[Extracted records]
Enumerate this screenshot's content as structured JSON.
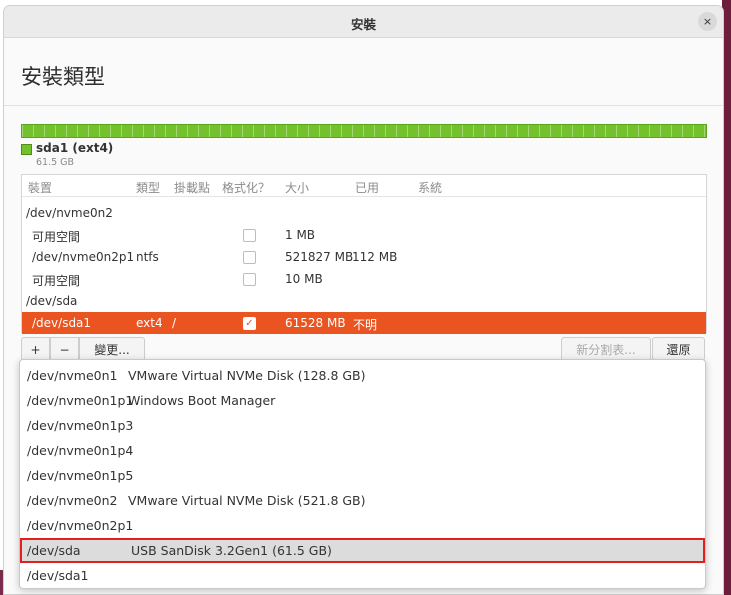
{
  "window": {
    "title": "安裝",
    "close_symbol": "×"
  },
  "page": {
    "heading": "安裝類型"
  },
  "partition_bar": {
    "color": "#73c12c",
    "legend_name": "sda1 (ext4)",
    "legend_size": "61.5 GB"
  },
  "table": {
    "headers": [
      "裝置",
      "類型",
      "掛載點",
      "格式化？",
      "大小",
      "已用",
      "系統"
    ],
    "rows": [
      {
        "device": "/dev/nvme0n2",
        "type": "",
        "mount": "",
        "format": null,
        "size": "",
        "used": "",
        "system": ""
      },
      {
        "device": "可用空間",
        "type": "",
        "mount": "",
        "format": false,
        "size": "1 MB",
        "used": "",
        "system": ""
      },
      {
        "device": "/dev/nvme0n2p1",
        "type": "ntfs",
        "mount": "",
        "format": false,
        "size": "521827 MB",
        "used": "112 MB",
        "system": ""
      },
      {
        "device": "可用空間",
        "type": "",
        "mount": "",
        "format": false,
        "size": "10 MB",
        "used": "",
        "system": ""
      },
      {
        "device": "/dev/sda",
        "type": "",
        "mount": "",
        "format": null,
        "size": "",
        "used": "",
        "system": ""
      },
      {
        "device": "/dev/sda1",
        "type": "ext4",
        "mount": "/",
        "format": true,
        "size": "61528 MB",
        "used": "不明",
        "system": ""
      }
    ],
    "selected_row": 5,
    "selected_color": "#e95420"
  },
  "buttons": {
    "add": "+",
    "remove": "−",
    "change": "變更...",
    "new_table": "新分割表...",
    "revert": "還原"
  },
  "dropdown": {
    "items": [
      {
        "device": "/dev/nvme0n1",
        "description": "VMware Virtual NVMe Disk (128.8 GB)"
      },
      {
        "device": "/dev/nvme0n1p1",
        "description": "Windows Boot Manager"
      },
      {
        "device": "/dev/nvme0n1p3",
        "description": ""
      },
      {
        "device": "/dev/nvme0n1p4",
        "description": ""
      },
      {
        "device": "/dev/nvme0n1p5",
        "description": ""
      },
      {
        "device": "/dev/nvme0n2",
        "description": "VMware Virtual NVMe Disk (521.8 GB)"
      },
      {
        "device": "/dev/nvme0n2p1",
        "description": ""
      },
      {
        "device": "/dev/sda",
        "description": "USB  SanDisk 3.2Gen1 (61.5 GB)"
      },
      {
        "device": "/dev/sda1",
        "description": ""
      }
    ],
    "highlighted_index": 7,
    "highlight_color": "#e21f1f"
  }
}
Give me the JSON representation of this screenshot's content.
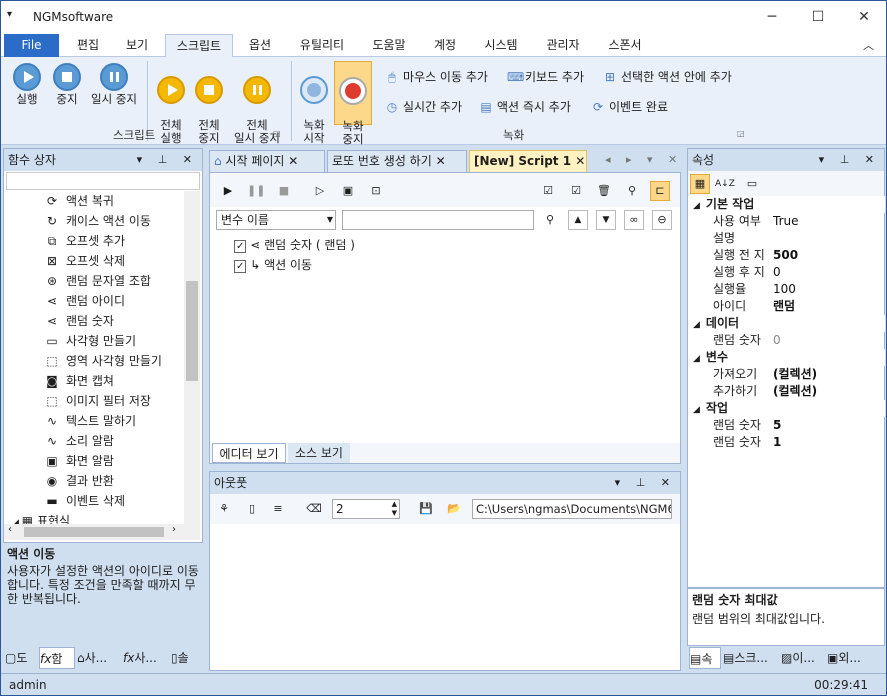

Work instructions
Without the pictures, return the entries exactly as they appear.

Output for this exercise
Enumerate this screenshot's content as structured JSON.
{
  "window": {
    "title": "安裝",
    "close_symbol": "×"
  },
  "page": {
    "heading": "安裝類型"
  },
  "partition_bar": {
    "color": "#73c12c",
    "legend_name": "sda1 (ext4)",
    "legend_size": "61.5 GB"
  },
  "table": {
    "headers": [
      "裝置",
      "類型",
      "掛載點",
      "格式化？",
      "大小",
      "已用",
      "系統"
    ],
    "rows": [
      {
        "device": "/dev/nvme0n2",
        "type": "",
        "mount": "",
        "format": null,
        "size": "",
        "used": "",
        "system": ""
      },
      {
        "device": "可用空間",
        "type": "",
        "mount": "",
        "format": false,
        "size": "1 MB",
        "used": "",
        "system": ""
      },
      {
        "device": "/dev/nvme0n2p1",
        "type": "ntfs",
        "mount": "",
        "format": false,
        "size": "521827 MB",
        "used": "112 MB",
        "system": ""
      },
      {
        "device": "可用空間",
        "type": "",
        "mount": "",
        "format": false,
        "size": "10 MB",
        "used": "",
        "system": ""
      },
      {
        "device": "/dev/sda",
        "type": "",
        "mount": "",
        "format": null,
        "size": "",
        "used": "",
        "system": ""
      },
      {
        "device": "/dev/sda1",
        "type": "ext4",
        "mount": "/",
        "format": true,
        "size": "61528 MB",
        "used": "不明",
        "system": ""
      }
    ],
    "selected_row": 5,
    "selected_color": "#e95420"
  },
  "buttons": {
    "add": "+",
    "remove": "−",
    "change": "變更...",
    "new_table": "新分割表...",
    "revert": "還原"
  },
  "dropdown": {
    "items": [
      {
        "device": "/dev/nvme0n1",
        "description": "VMware Virtual NVMe Disk (128.8 GB)"
      },
      {
        "device": "/dev/nvme0n1p1",
        "description": "Windows Boot Manager"
      },
      {
        "device": "/dev/nvme0n1p3",
        "description": ""
      },
      {
        "device": "/dev/nvme0n1p4",
        "description": ""
      },
      {
        "device": "/dev/nvme0n1p5",
        "description": ""
      },
      {
        "device": "/dev/nvme0n2",
        "description": "VMware Virtual NVMe Disk (521.8 GB)"
      },
      {
        "device": "/dev/nvme0n2p1",
        "description": ""
      },
      {
        "device": "/dev/sda",
        "description": "USB  SanDisk 3.2Gen1 (61.5 GB)"
      },
      {
        "device": "/dev/sda1",
        "description": ""
      }
    ],
    "highlighted_index": 7,
    "highlight_color": "#e21f1f"
  }
}
Give me the JSON representation of this screenshot's content.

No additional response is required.